— START Record extracts —

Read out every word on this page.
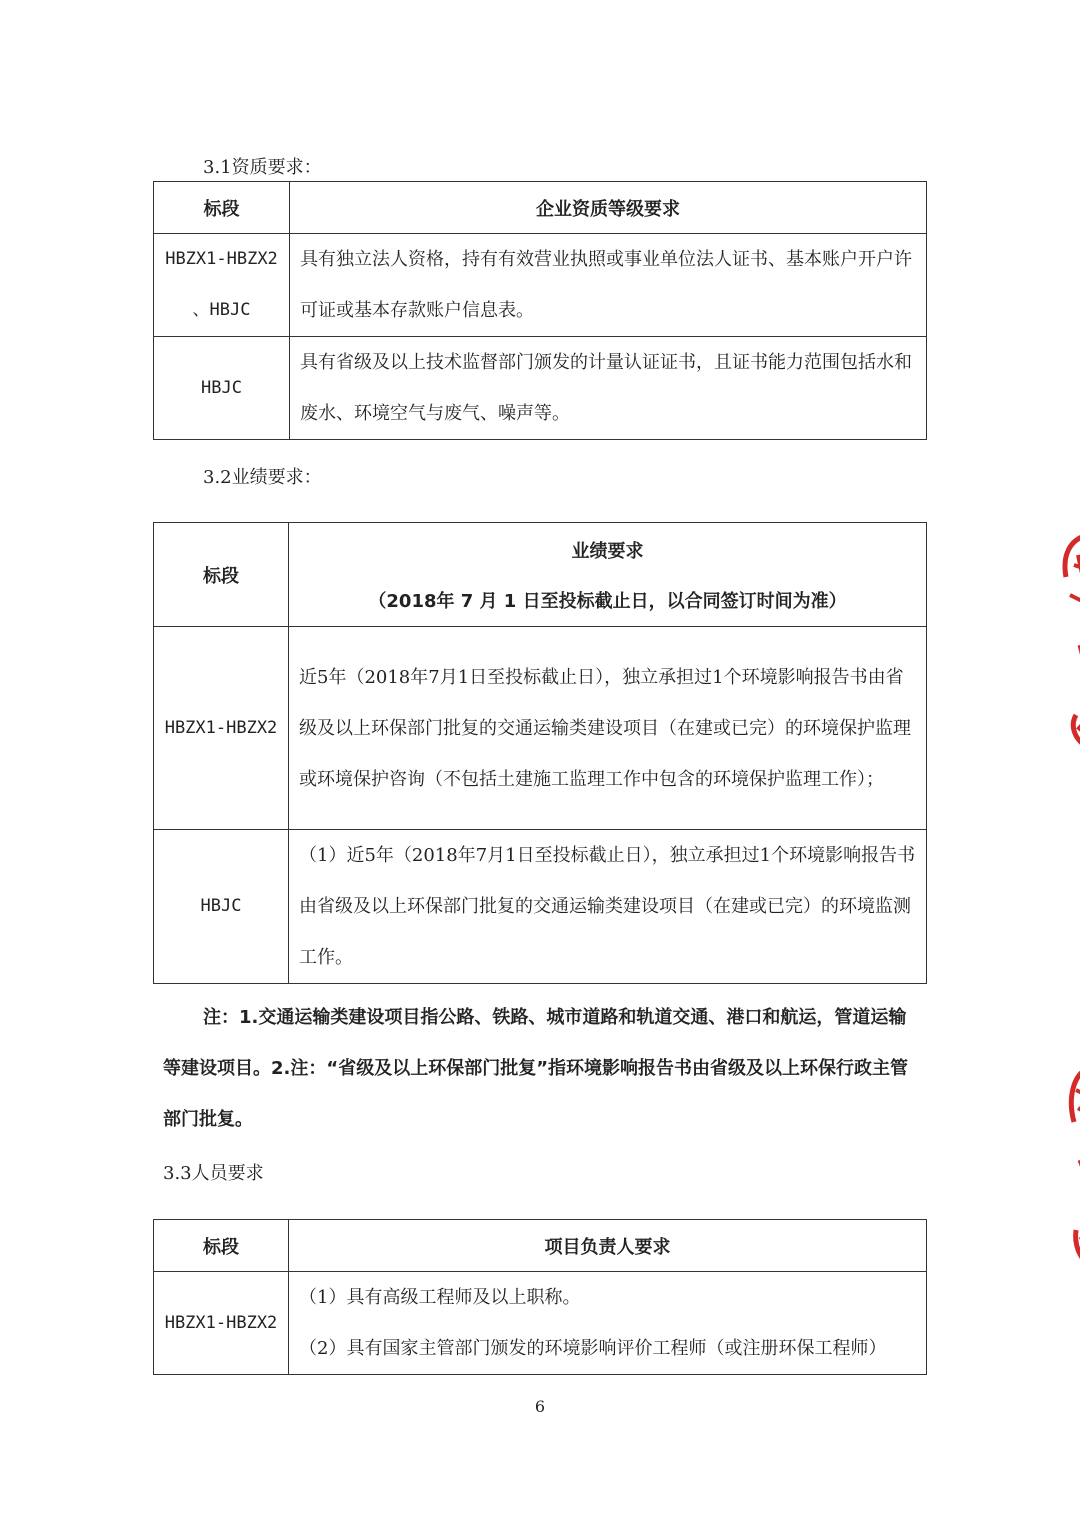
3.1资质要求：
标段	企业资质等级要求

HBZX1-HBZX2
、HBJC	具有独立法人资格，持有有效营业执照或事业单位法人证书、基本账户开户许可证或基本存款账户信息表。
HBJC	具有省级及以上技术监督部门颁发的计量认证证书，且证书能力范围包括水和废水、环境空气与废气、噪声等。
3.2业绩要求：
标段	业绩要求
（2018年 7 月 1 日至投标截止日，以合同签订时间为准）

HBZX1-HBZX2	近5年（2018年7月1日至投标截止日），独立承担过1个环境影响报告书由省级及以上环保部门批复的交通运输类建设项目（在建或已完）的环境保护监理或环境保护咨询（不包括土建施工监理工作中包含的环境保护监理工作）；
HBJC	（1）近5年（2018年7月1日至投标截止日），独立承担过1个环境影响报告书由省级及以上环保部门批复的交通运输类建设项目（在建或已完）的环境监测工作。
注：1.交通运输类建设项目指公路、铁路、城市道路和轨道交通、港口和航运，管道运输等建设项目。2.注：“省级及以上环保部门批复”指环境影响报告书由省级及以上环保行政主管部门批复。
3.3人员要求
标段	项目负责人要求
HBZX1-HBZX2	（1）具有高级工程师及以上职称。
（2）具有国家主管部门颁发的环境影响评价工程师（或注册环保工程师）
6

— END Record extracts —

#### [Stated goal]
Find every line in the records above that contains the word "HBJC", and copy each one.

#### [Task output]
、HBJC	具有独立法人资格，持有有效营业执照或事业单位法人证书、基本账户开户许可证或基本存款账户信息表。
HBJC	具有省级及以上技术监督部门颁发的计量认证证书，且证书能力范围包括水和废水、环境空气与废气、噪声等。
HBJC	（1）近5年（2018年7月1日至投标截止日），独立承担过1个环境影响报告书由省级及以上环保部门批复的交通运输类建设项目（在建或已完）的环境监测工作。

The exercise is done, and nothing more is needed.